**To be done**
Reproduce the records below in full and word for word, excluding pictures.

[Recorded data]
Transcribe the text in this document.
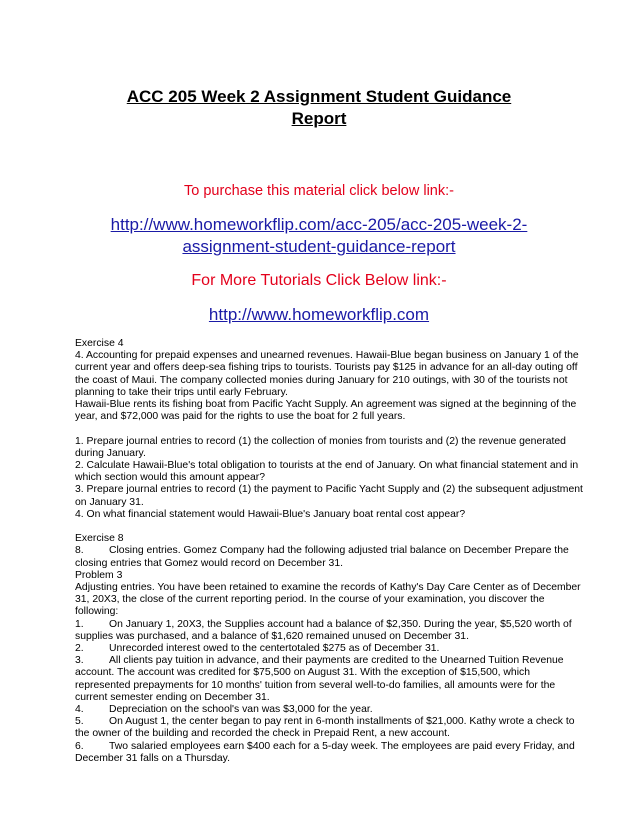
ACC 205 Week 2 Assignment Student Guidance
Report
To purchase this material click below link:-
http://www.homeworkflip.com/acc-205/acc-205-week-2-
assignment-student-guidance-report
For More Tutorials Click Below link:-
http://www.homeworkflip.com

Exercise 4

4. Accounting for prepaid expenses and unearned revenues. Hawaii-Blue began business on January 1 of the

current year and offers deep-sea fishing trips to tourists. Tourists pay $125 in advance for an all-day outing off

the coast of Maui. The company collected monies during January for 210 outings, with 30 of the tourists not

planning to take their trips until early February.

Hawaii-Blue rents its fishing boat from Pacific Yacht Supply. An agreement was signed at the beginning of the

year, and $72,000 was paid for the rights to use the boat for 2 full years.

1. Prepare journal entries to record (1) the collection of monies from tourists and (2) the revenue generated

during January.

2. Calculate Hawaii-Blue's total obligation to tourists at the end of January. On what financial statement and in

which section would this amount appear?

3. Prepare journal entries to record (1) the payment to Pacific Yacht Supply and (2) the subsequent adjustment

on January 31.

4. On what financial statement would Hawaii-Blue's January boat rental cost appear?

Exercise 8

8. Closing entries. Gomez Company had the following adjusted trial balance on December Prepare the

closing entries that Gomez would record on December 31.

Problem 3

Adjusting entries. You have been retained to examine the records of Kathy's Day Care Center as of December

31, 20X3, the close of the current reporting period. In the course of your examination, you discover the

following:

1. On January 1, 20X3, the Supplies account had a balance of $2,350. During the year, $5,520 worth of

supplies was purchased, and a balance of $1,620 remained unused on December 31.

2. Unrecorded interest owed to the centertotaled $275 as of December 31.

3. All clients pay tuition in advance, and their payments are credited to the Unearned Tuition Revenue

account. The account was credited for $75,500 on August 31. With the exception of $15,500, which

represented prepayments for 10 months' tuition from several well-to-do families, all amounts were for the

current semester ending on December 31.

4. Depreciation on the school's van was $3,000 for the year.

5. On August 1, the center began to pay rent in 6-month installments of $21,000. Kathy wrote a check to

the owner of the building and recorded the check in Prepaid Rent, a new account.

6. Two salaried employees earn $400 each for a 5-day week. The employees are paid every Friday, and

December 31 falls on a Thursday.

**Solution to the exercise**
Transcribe the text in this document.
ACC 205 Week 2 Assignment Student Guidance
Report
To purchase this material click below link:-
http://www.homeworkflip.com/acc-205/acc-205-week-2-
assignment-student-guidance-report
For More Tutorials Click Below link:-
http://www.homeworkflip.com

Exercise 4

4. Accounting for prepaid expenses and unearned revenues. Hawaii-Blue began business on January 1 of the

current year and offers deep-sea fishing trips to tourists. Tourists pay $125 in advance for an all-day outing off

the coast of Maui. The company collected monies during January for 210 outings, with 30 of the tourists not

planning to take their trips until early February.

Hawaii-Blue rents its fishing boat from Pacific Yacht Supply. An agreement was signed at the beginning of the

year, and $72,000 was paid for the rights to use the boat for 2 full years.

1. Prepare journal entries to record (1) the collection of monies from tourists and (2) the revenue generated

during January.

2. Calculate Hawaii-Blue's total obligation to tourists at the end of January. On what financial statement and in

which section would this amount appear?

3. Prepare journal entries to record (1) the payment to Pacific Yacht Supply and (2) the subsequent adjustment

on January 31.

4. On what financial statement would Hawaii-Blue's January boat rental cost appear?

Exercise 8

8. Closing entries. Gomez Company had the following adjusted trial balance on December Prepare the

closing entries that Gomez would record on December 31.

Problem 3

Adjusting entries. You have been retained to examine the records of Kathy's Day Care Center as of December

31, 20X3, the close of the current reporting period. In the course of your examination, you discover the

following:

1. On January 1, 20X3, the Supplies account had a balance of $2,350. During the year, $5,520 worth of

supplies was purchased, and a balance of $1,620 remained unused on December 31.

2. Unrecorded interest owed to the centertotaled $275 as of December 31.

3. All clients pay tuition in advance, and their payments are credited to the Unearned Tuition Revenue

account. The account was credited for $75,500 on August 31. With the exception of $15,500, which

represented prepayments for 10 months' tuition from several well-to-do families, all amounts were for the

current semester ending on December 31.

4. Depreciation on the school's van was $3,000 for the year.

5. On August 1, the center began to pay rent in 6-month installments of $21,000. Kathy wrote a check to

the owner of the building and recorded the check in Prepaid Rent, a new account.

6. Two salaried employees earn $400 each for a 5-day week. The employees are paid every Friday, and

December 31 falls on a Thursday.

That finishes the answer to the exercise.